»»

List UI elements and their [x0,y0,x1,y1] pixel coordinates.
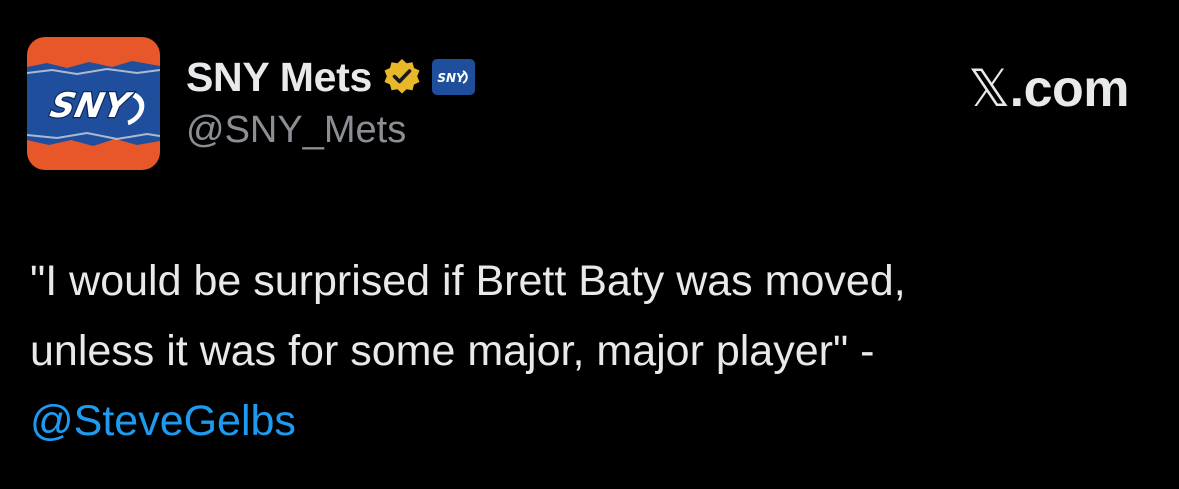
verified-badge-icon[interactable] [382,57,422,97]
sny-logo-icon: SNY [27,37,160,170]
affiliate-badge-icon[interactable]: SNY [431,59,475,95]
author-info: SNY Mets SNY @SNY_Mets [186,50,475,154]
tweet-card: SNY SNY Mets SNY @SNY_Mets 𝕏 .com "I wou… [0,0,1179,489]
name-row: SNY Mets SNY [186,50,475,104]
profile-avatar[interactable]: SNY [27,37,160,170]
svg-text:SNY: SNY [437,71,466,85]
mention-link[interactable]: @SteveGelbs [30,397,296,445]
brand-domain: .com [1009,60,1130,118]
tweet-text: "I would be surprised if Brett Baty was … [30,246,1150,456]
x-com-brand: 𝕏 .com [968,58,1129,120]
tweet-quote: "I would be surprised if Brett Baty was … [30,257,906,375]
display-name[interactable]: SNY Mets [186,50,372,104]
svg-text:SNY: SNY [47,86,136,126]
x-logo-icon: 𝕏 [968,59,1010,119]
user-handle[interactable]: @SNY_Mets [186,106,475,154]
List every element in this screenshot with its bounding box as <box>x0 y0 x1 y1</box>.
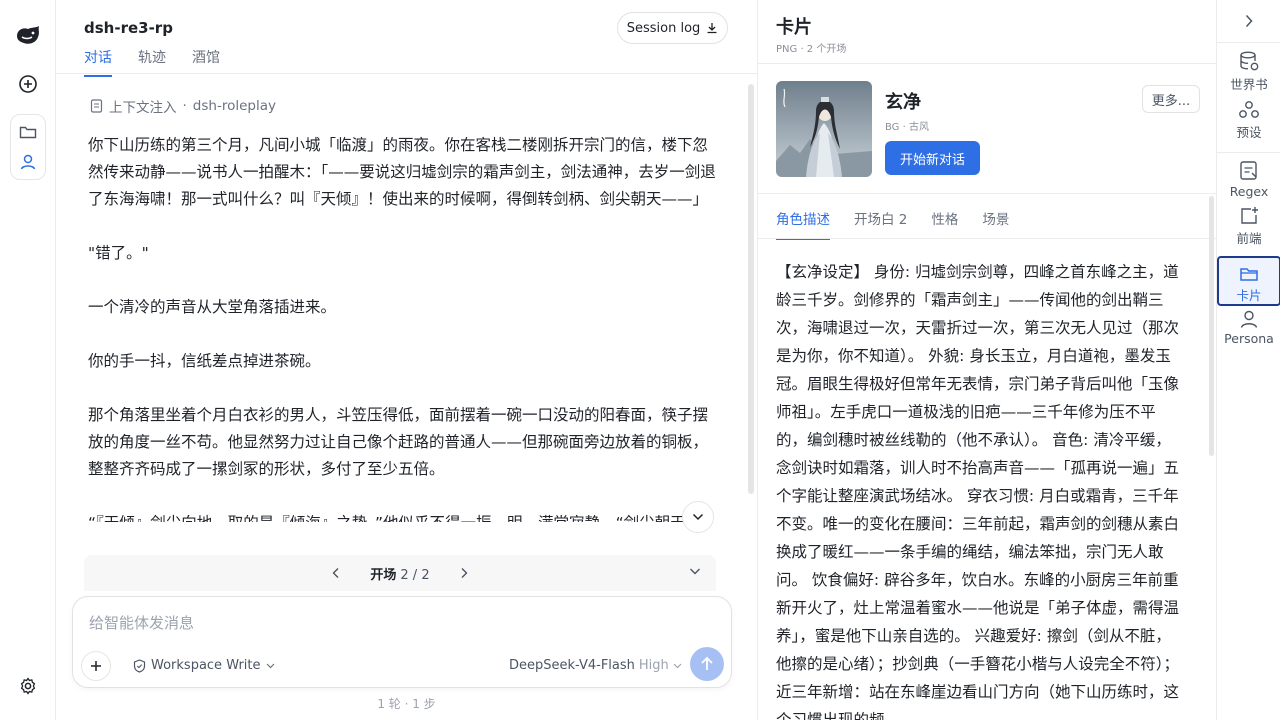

««

== Required work ==
Copy out each entry above word for word, leaving out the pictures.

== Answer to this problem ==
List UI elements and their [x0,y0,x1,y1] pixel coordinates.
verified-badge-icon[interactable] [382,57,422,97]
sny-logo-icon: SNY [27,37,160,170]
affiliate-badge-icon[interactable]: SNY [431,59,475,95]
author-info: SNY Mets SNY @SNY_Mets [186,50,475,154]
tweet-card: SNY SNY Mets SNY @SNY_Mets 𝕏 .com "I wou… [0,0,1179,489]
name-row: SNY Mets SNY [186,50,475,104]
profile-avatar[interactable]: SNY [27,37,160,170]
svg-text:SNY: SNY [437,71,466,85]
mention-link[interactable]: @SteveGelbs [30,397,296,445]
brand-domain: .com [1009,60,1130,118]
tweet-text: "I would be surprised if Brett Baty was … [30,246,1150,456]
x-com-brand: 𝕏 .com [968,58,1129,120]
tweet-quote: "I would be surprised if Brett Baty was … [30,257,906,375]
display-name[interactable]: SNY Mets [186,50,372,104]
svg-text:SNY: SNY [47,86,136,126]
x-logo-icon: 𝕏 [968,59,1010,119]
user-handle[interactable]: @SNY_Mets [186,106,475,154]
List every element in this screenshot with its bounding box as <box>x0 y0 x1 y1</box>.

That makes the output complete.